Figure dataset records
━━━━━━━━━━━━━━━━━━━━

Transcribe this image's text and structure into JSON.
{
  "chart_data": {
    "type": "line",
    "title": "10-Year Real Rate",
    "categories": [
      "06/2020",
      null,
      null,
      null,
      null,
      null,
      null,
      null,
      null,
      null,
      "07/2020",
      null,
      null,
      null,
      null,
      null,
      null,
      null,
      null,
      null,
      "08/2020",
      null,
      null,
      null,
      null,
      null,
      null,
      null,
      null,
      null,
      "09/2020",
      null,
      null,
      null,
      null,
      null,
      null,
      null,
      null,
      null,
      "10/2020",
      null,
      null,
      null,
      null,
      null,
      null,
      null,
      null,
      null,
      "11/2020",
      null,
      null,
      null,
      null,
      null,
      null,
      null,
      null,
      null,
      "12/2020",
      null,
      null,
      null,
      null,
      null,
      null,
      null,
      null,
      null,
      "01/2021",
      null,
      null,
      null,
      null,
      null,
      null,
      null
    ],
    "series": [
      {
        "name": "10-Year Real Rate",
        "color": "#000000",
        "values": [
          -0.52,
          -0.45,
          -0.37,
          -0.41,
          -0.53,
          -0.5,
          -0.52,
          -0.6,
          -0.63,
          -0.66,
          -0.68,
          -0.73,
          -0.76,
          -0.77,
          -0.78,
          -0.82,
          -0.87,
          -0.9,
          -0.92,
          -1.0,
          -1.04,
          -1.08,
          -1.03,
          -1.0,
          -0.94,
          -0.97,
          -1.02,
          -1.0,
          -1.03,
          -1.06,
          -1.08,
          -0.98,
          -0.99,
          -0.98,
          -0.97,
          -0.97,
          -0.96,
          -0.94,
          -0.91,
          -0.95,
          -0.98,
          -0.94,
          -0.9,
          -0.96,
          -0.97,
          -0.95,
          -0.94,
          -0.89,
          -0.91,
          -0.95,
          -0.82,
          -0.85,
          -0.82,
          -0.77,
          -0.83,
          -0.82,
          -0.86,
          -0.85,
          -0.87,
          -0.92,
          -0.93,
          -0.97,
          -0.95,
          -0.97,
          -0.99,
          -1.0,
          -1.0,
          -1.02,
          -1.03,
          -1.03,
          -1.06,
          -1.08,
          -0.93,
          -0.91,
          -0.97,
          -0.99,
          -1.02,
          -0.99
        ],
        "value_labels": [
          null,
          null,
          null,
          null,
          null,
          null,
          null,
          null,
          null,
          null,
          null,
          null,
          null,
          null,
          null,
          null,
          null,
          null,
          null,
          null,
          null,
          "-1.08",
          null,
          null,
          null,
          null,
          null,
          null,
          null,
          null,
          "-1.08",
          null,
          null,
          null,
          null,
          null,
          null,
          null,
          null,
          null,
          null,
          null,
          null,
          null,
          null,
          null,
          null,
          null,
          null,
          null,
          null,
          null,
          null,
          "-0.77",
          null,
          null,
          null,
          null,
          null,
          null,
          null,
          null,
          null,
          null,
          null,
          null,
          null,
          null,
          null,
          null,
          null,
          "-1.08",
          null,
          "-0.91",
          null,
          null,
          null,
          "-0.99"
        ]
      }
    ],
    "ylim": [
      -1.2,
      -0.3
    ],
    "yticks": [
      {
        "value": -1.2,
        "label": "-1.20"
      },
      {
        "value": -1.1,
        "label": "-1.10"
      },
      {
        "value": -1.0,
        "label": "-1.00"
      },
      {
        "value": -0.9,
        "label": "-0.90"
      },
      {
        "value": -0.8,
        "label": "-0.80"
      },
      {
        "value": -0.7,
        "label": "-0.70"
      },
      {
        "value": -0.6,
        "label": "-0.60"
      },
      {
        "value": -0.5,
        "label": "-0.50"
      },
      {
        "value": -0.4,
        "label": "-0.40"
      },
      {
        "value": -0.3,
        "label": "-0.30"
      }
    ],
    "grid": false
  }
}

━━━━━━━━━━━━━━━━━━━━

= Exercise objective =
Gather all lines from the listing above in which "Real" occurs.

= Result =
    "title": "10-Year Real Rate",
        "name": "10-Year Real Rate",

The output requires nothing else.